Dataset entries
──────
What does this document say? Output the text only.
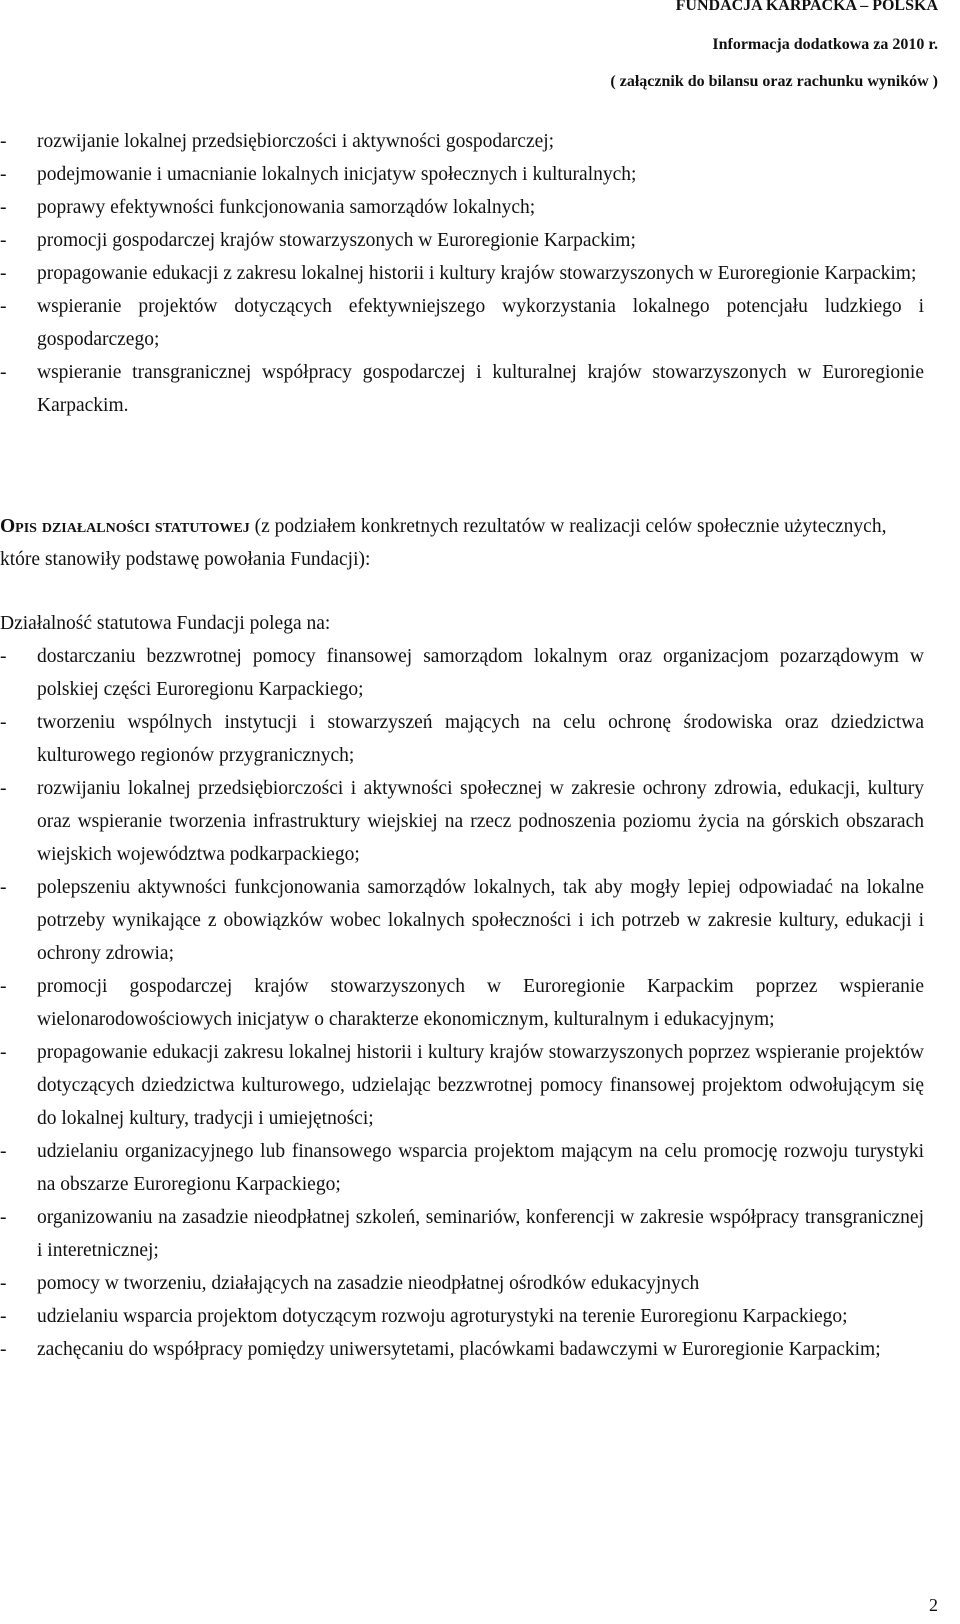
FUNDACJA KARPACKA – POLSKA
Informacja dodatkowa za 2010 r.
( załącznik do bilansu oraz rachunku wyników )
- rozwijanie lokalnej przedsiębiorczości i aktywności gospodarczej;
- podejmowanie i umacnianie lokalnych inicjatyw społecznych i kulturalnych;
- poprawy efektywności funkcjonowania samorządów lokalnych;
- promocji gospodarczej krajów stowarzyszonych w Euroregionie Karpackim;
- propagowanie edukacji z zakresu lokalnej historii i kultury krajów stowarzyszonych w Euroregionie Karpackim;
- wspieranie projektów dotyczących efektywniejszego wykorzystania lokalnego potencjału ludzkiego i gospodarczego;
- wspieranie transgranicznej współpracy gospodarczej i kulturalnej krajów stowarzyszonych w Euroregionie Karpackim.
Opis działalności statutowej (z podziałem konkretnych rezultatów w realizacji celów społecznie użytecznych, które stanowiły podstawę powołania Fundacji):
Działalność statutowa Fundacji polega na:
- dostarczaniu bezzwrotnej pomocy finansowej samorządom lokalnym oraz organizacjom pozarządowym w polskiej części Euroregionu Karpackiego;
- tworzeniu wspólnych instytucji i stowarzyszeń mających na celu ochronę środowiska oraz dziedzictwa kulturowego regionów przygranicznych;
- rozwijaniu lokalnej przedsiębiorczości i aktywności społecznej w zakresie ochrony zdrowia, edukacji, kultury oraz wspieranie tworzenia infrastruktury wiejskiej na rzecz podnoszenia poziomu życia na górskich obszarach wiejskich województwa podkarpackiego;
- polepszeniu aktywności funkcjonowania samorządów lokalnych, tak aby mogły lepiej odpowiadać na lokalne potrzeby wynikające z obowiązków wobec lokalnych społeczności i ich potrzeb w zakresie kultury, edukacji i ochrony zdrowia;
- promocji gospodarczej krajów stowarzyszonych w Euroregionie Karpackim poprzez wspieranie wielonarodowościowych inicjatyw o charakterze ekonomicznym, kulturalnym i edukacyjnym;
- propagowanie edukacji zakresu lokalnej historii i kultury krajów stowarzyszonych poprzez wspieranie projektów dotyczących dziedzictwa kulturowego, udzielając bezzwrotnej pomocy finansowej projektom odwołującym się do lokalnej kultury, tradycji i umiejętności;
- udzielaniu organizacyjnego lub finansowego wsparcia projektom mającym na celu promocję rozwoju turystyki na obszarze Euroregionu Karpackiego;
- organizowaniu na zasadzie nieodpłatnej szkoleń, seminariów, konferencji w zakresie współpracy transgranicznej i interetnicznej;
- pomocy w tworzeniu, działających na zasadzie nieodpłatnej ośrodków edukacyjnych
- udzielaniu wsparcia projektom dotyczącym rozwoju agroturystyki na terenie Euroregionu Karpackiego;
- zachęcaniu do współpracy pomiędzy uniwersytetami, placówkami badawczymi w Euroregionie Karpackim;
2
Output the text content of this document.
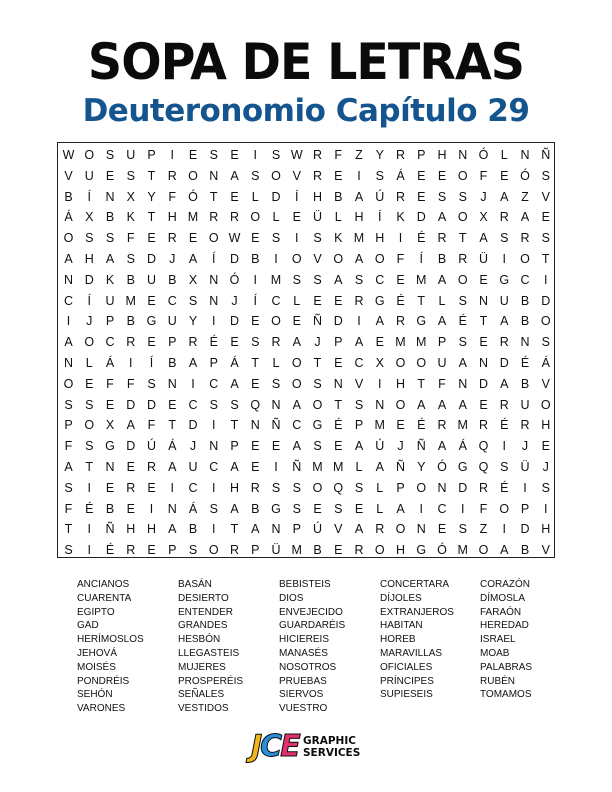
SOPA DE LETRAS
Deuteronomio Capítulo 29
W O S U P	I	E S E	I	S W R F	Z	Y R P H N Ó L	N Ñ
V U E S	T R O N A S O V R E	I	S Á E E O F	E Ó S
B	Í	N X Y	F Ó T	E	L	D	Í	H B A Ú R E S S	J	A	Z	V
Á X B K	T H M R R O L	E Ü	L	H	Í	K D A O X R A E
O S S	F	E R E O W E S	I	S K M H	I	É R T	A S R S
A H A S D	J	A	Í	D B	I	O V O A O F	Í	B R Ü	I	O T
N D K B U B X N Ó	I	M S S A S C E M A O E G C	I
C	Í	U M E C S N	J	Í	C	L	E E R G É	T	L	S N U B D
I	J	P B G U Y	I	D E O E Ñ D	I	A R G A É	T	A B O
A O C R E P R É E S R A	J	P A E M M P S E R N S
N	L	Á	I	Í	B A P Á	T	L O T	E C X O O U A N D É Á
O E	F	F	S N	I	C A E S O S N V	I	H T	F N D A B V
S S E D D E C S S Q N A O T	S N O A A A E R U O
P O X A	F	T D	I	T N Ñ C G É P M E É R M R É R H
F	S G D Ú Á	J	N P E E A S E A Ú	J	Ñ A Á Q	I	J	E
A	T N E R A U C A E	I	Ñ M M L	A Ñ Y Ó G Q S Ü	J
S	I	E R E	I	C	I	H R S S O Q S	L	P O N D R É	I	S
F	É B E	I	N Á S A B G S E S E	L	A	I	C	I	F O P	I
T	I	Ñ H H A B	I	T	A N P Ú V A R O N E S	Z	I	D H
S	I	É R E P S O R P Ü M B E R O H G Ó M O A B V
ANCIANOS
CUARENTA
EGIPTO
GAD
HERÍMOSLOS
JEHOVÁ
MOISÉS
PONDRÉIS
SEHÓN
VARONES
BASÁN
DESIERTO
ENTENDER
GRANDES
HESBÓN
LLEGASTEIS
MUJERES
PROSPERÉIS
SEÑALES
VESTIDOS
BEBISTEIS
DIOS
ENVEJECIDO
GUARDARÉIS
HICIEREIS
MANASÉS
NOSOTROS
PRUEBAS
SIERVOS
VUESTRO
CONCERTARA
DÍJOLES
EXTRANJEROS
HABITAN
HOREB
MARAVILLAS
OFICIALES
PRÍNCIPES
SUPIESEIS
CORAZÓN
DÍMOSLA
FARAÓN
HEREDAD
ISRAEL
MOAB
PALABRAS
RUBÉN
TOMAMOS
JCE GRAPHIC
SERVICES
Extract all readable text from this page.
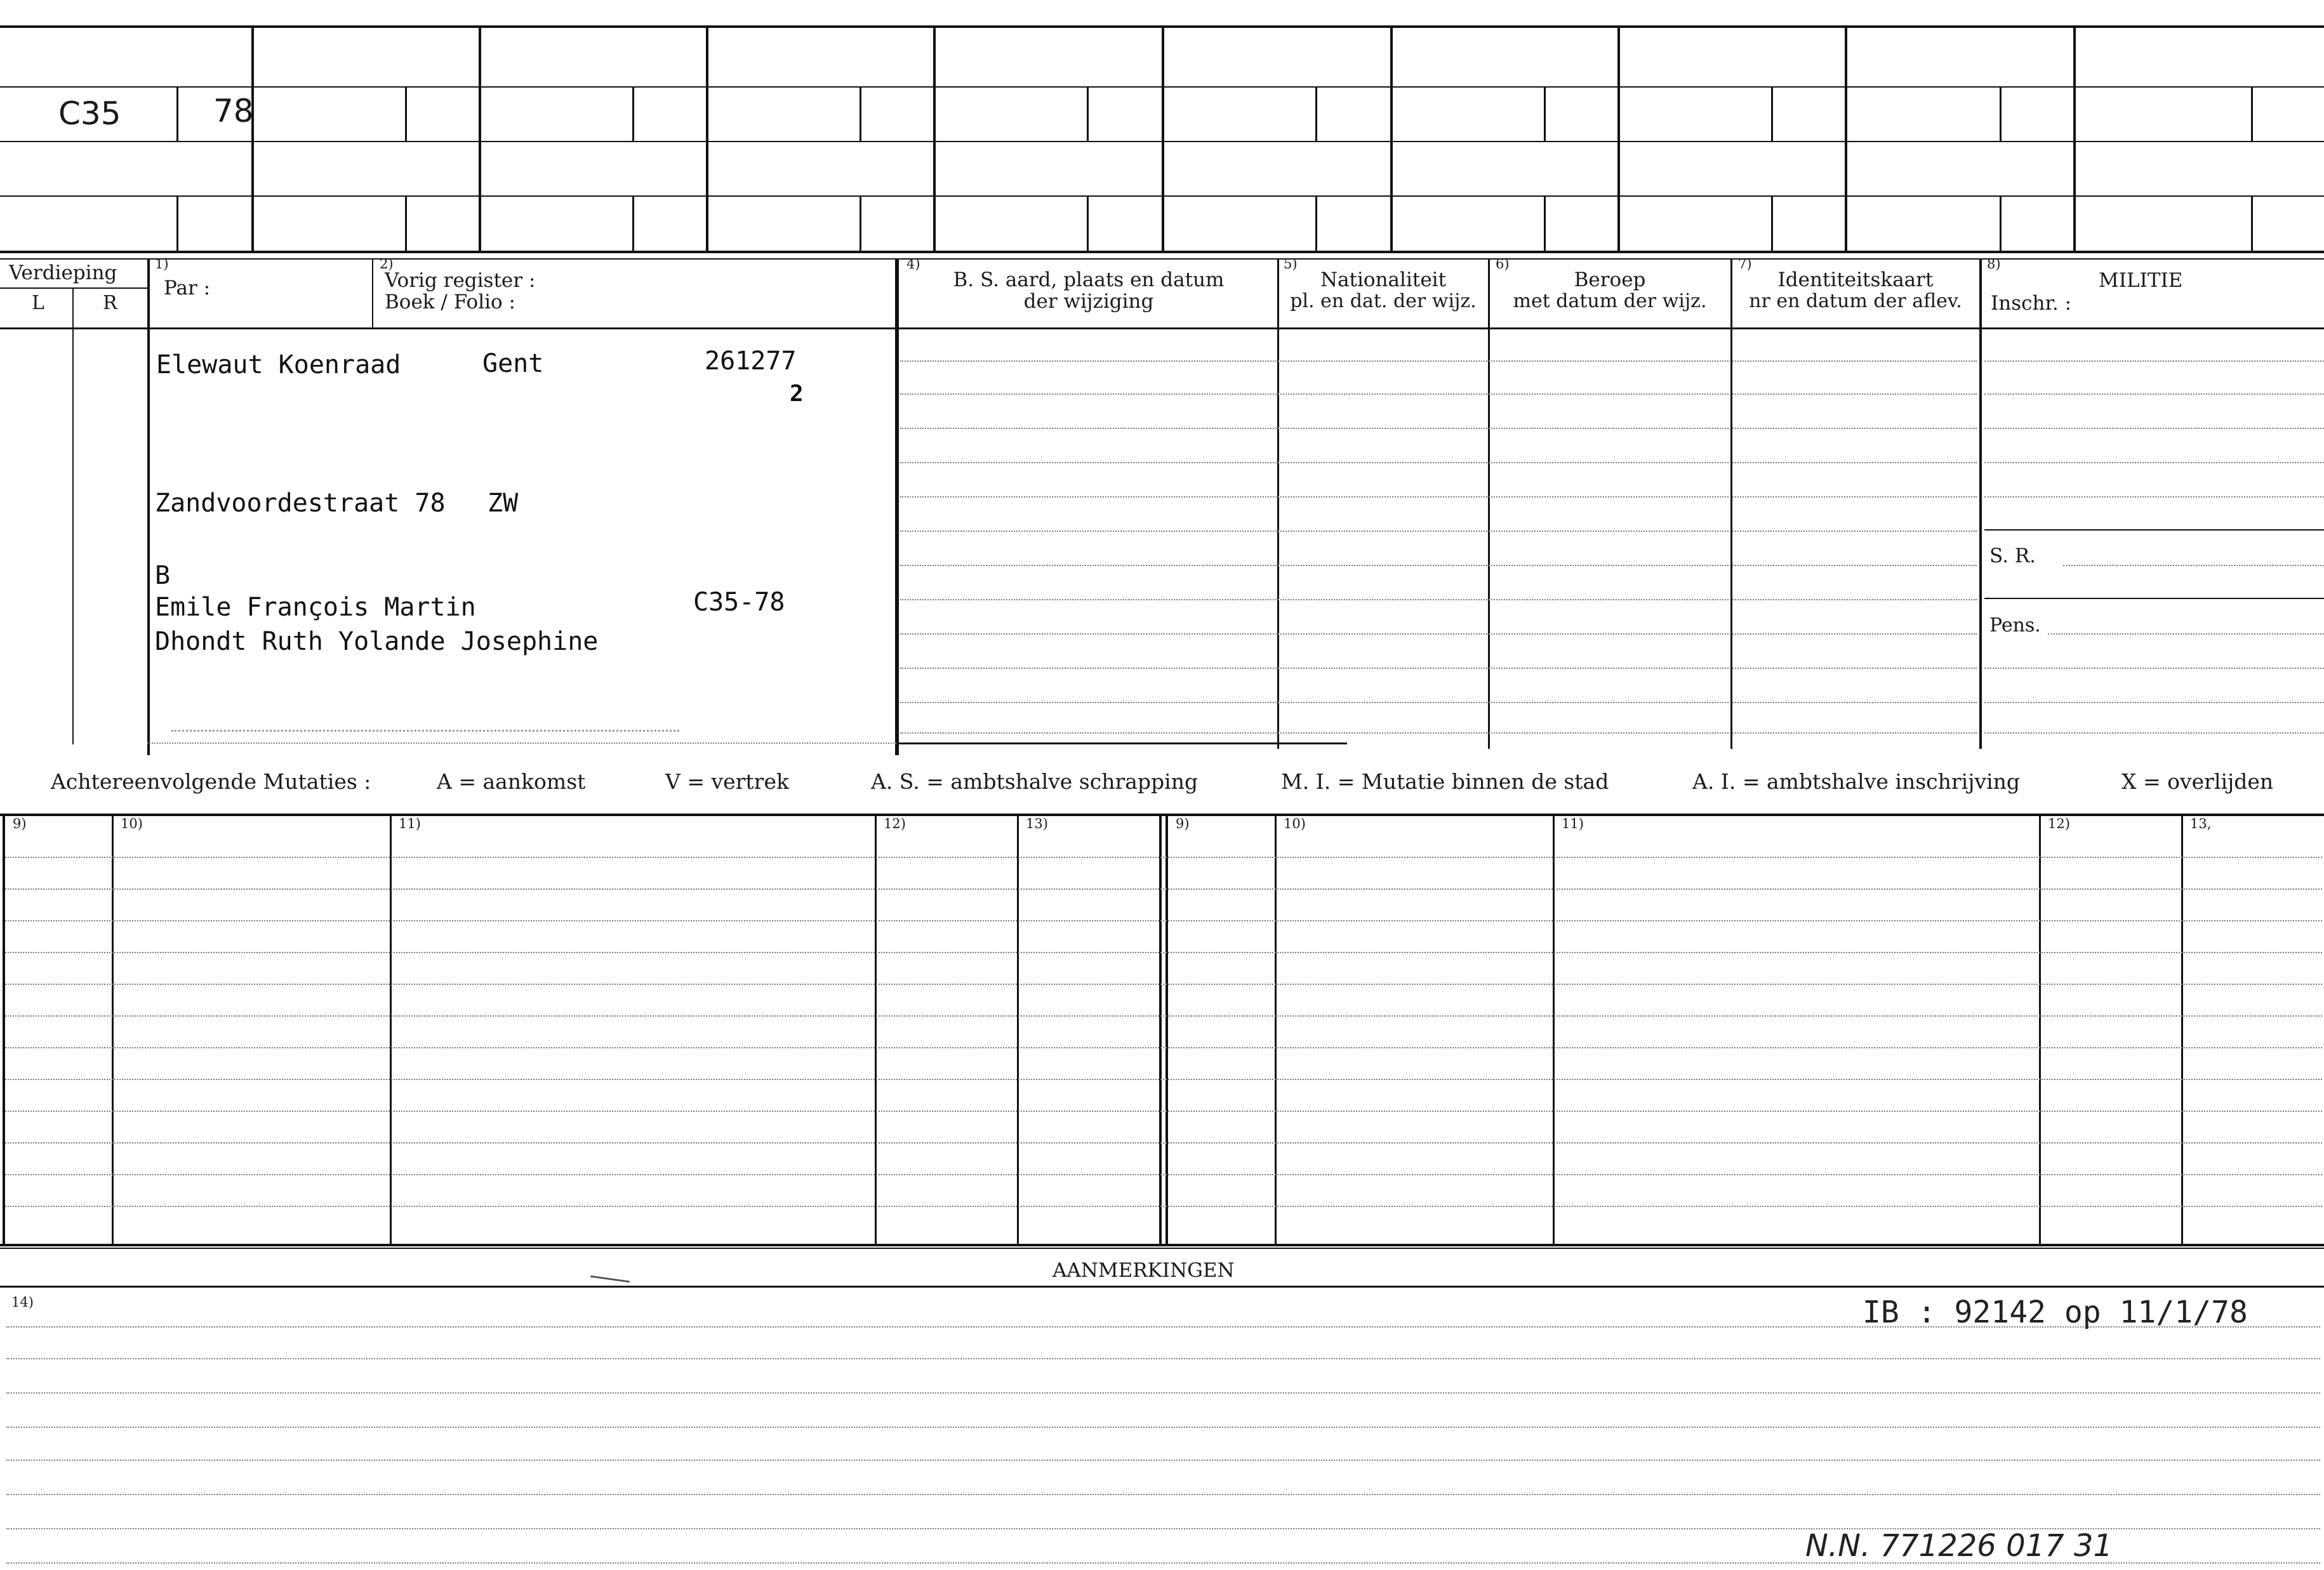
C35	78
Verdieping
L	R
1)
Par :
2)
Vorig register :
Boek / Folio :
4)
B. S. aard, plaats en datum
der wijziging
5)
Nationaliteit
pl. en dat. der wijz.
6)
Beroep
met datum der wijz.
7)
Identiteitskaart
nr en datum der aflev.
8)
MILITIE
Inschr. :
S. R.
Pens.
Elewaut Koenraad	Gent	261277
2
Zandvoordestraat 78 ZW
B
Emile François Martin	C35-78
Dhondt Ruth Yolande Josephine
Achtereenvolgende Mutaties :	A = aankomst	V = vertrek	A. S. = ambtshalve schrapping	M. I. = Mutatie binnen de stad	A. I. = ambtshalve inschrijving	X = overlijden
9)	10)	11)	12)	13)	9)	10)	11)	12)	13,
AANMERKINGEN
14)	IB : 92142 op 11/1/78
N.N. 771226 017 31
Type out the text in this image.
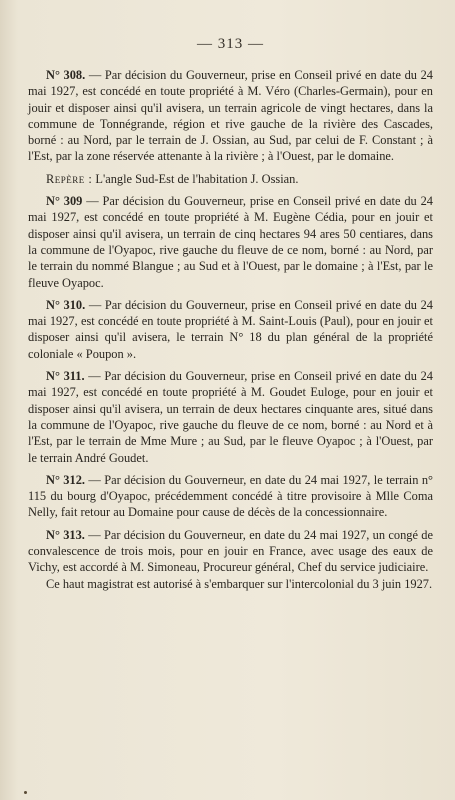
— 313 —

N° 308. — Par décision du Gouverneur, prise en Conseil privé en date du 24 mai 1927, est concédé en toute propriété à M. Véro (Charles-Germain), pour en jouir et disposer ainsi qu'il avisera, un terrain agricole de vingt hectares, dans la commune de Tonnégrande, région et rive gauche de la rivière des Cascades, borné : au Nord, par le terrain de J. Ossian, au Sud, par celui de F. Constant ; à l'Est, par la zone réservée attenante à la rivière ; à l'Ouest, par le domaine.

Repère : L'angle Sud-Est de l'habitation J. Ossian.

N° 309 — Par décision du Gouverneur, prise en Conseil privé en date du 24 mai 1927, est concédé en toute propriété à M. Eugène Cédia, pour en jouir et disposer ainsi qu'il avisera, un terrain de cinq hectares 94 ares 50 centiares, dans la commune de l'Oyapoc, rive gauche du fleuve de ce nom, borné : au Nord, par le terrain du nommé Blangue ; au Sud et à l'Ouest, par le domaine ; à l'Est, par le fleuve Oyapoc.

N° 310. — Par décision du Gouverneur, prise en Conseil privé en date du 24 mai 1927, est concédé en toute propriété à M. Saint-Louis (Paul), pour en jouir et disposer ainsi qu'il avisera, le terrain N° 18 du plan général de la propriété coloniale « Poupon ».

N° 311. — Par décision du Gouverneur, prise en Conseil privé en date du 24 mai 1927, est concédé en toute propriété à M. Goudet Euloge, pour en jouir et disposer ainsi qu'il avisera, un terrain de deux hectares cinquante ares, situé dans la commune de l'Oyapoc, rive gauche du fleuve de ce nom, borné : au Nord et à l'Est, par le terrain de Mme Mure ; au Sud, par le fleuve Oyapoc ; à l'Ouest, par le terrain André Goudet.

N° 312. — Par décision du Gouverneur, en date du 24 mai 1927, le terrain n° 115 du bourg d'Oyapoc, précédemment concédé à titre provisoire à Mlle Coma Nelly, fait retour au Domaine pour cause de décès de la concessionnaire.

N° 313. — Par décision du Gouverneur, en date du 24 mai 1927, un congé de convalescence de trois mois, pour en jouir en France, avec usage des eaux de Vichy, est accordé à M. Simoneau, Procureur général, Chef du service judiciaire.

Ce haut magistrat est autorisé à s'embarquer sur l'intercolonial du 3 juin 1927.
──────
= WHAT YOU WILL DO =
Copy out every line holding the string "text".

= SOLUTION =
What does this document say? Output the text only.
Output the text content of this document.
Extract all readable text from this page.
Type out the text in this image.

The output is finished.